— REQUIRED TASK —
Bring together all lines of the material below that contain the string "color".

---------- TASK INPUTS ----------

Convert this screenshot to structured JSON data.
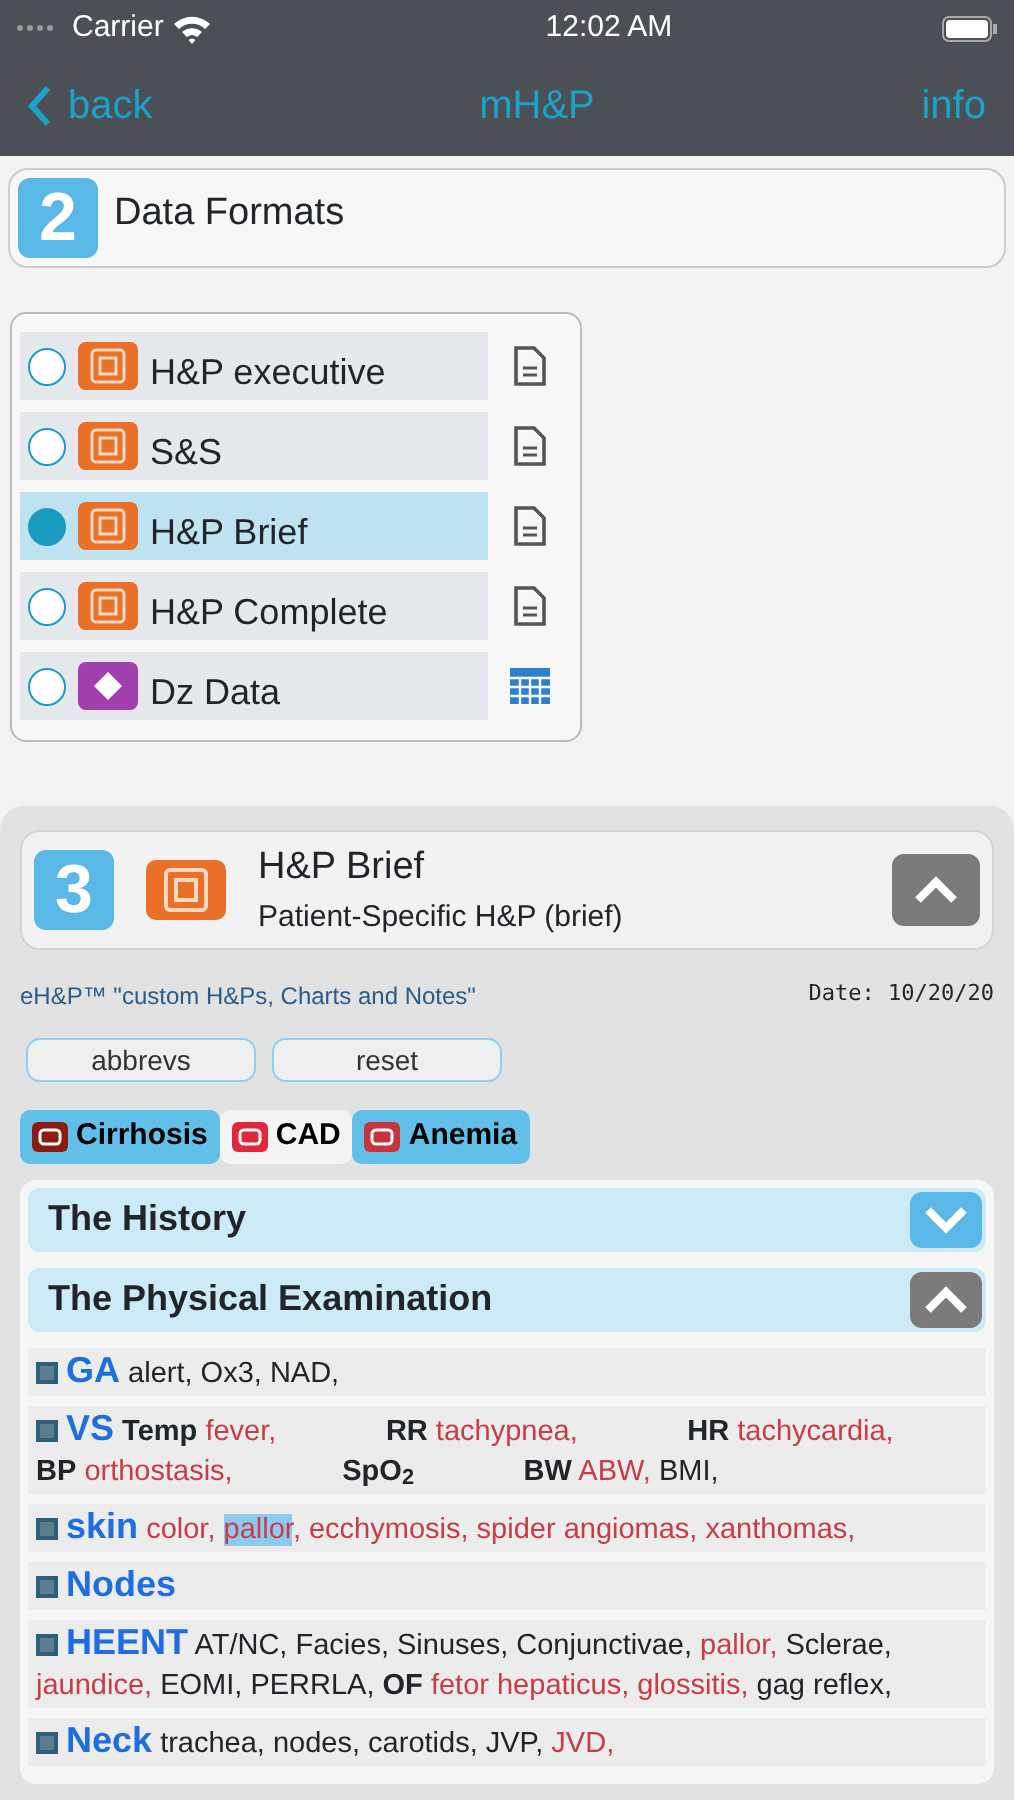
{
  "status_bar": {
    "carrier": "Carrier",
    "time": "12:02 AM"
  },
  "nav_bar": {
    "back": "back",
    "title": "mH&P",
    "info": "info"
  },
  "step_2": {
    "number": "2",
    "title": "Data Formats"
  },
  "formats": [
    {
      "label": "H&P executive",
      "kind": "document",
      "selected": false
    },
    {
      "label": "S&S",
      "kind": "document",
      "selected": false
    },
    {
      "label": "H&P Brief",
      "kind": "document",
      "selected": true
    },
    {
      "label": "H&P Complete",
      "kind": "document",
      "selected": false
    },
    {
      "label": "Dz Data",
      "kind": "table",
      "selected": false
    }
  ],
  "step_3": {
    "number": "3",
    "title": "H&P Brief",
    "subtitle": "Patient-Specific H&P (brief)",
    "expanded": true
  },
  "tagline": "eH&P™ \"custom H&Ps, Charts and Notes\"",
  "date": "Date: 10/20/20",
  "buttons": [
    "abbrevs",
    "reset"
  ],
  "conditions": [
    {
      "label": "Cirrhosis",
      "color": "#8a1c12",
      "selected": true
    },
    {
      "label": "CAD",
      "color": "#e0283a",
      "selected": false
    },
    {
      "label": "Anemia",
      "color": "#c8343c",
      "selected": true
    }
  ],
  "sections": [
    {
      "title": "The History",
      "expanded": false
    },
    {
      "title": "The Physical Examination",
      "expanded": true
    }
  ],
  "exam_rows": [
    {
      "heading": "GA",
      "segments": [
        {
          "kind": "normal",
          "text": "alert, Ox3, NAD,"
        }
      ]
    },
    {
      "heading": "VS",
      "segments": [
        {
          "kind": "label",
          "text": "Temp"
        },
        {
          "kind": "finding",
          "text": "fever,"
        },
        {
          "kind": "tab",
          "text": "RR"
        },
        {
          "kind": "finding",
          "text": "tachypnea,"
        },
        {
          "kind": "tab",
          "text": "HR"
        },
        {
          "kind": "finding",
          "text": "tachycardia,"
        },
        {
          "kind": "break",
          "text": "BP"
        },
        {
          "kind": "finding",
          "text": "orthostasis,"
        },
        {
          "kind": "tab",
          "text": "SpO$_{2}$"
        },
        {
          "kind": "tab",
          "text": "BW"
        },
        {
          "kind": "finding",
          "text": "ABW,"
        },
        {
          "kind": "normal",
          "text": "BMI,"
        }
      ]
    },
    {
      "heading": "skin",
      "segments": [
        {
          "kind": "finding",
          "text": "color,"
        },
        {
          "kind": "marked",
          "text": "pallor"
        },
        {
          "kind": "finding",
          "text": ", ecchymosis, spider angiomas, xanthomas,"
        }
      ]
    },
    {
      "heading": "Nodes",
      "segments": []
    },
    {
      "heading": "HEENT",
      "segments": [
        {
          "kind": "normal",
          "text": "AT/NC, Facies, Sinuses, Conjunctivae,"
        },
        {
          "kind": "finding",
          "text": "pallor,"
        },
        {
          "kind": "normal",
          "text": "Sclerae,"
        },
        {
          "kind": "finding",
          "text": "jaundice,"
        },
        {
          "kind": "normal",
          "text": "EOMI, PERRLA,"
        },
        {
          "kind": "label",
          "text": "OF"
        },
        {
          "kind": "finding",
          "text": "fetor hepaticus, glossitis,"
        },
        {
          "kind": "normal",
          "text": "gag reflex,"
        }
      ]
    },
    {
      "heading": "Neck",
      "segments": [
        {
          "kind": "normal",
          "text": "trachea, nodes, carotids, JVP,"
        },
        {
          "kind": "finding",
          "text": "JVD,"
        }
      ]
    }
  ]
}
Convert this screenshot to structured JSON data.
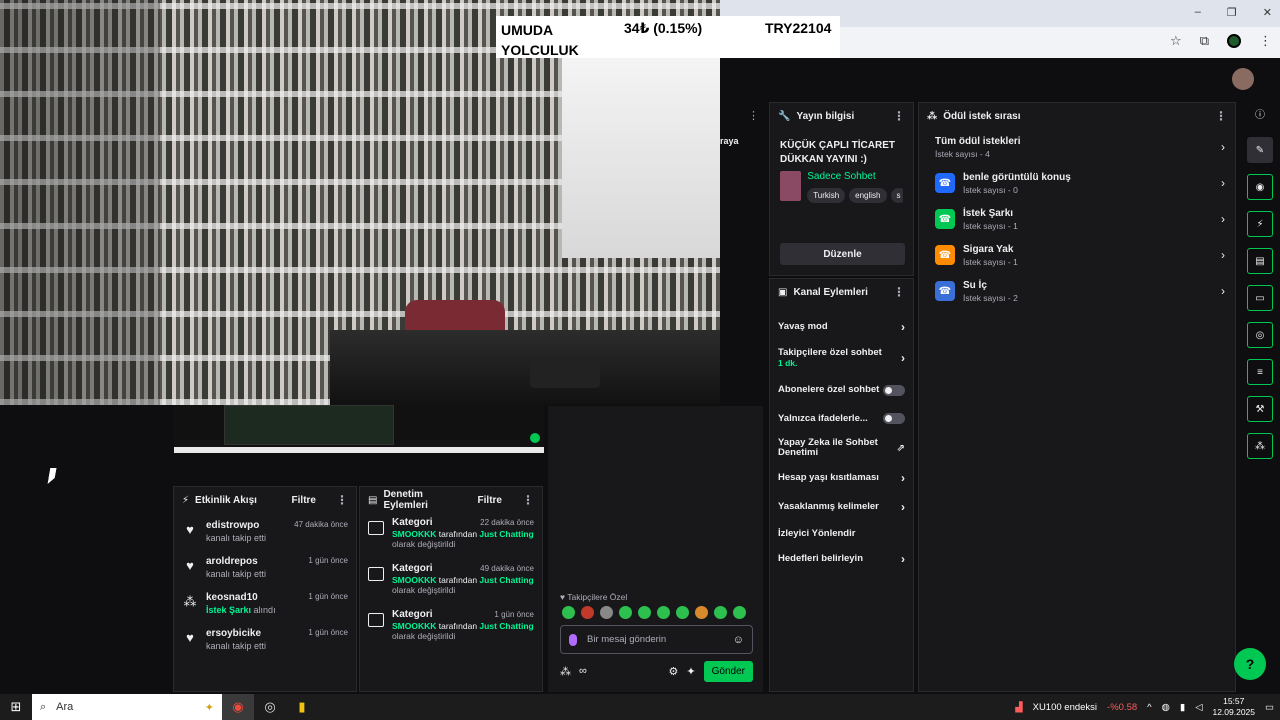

----------

— EXERCISE RESPONSE —
      "color": "#8a1c12",
      "color": "#e0283a",
      "color": "#c8343c",
          "text": "color,"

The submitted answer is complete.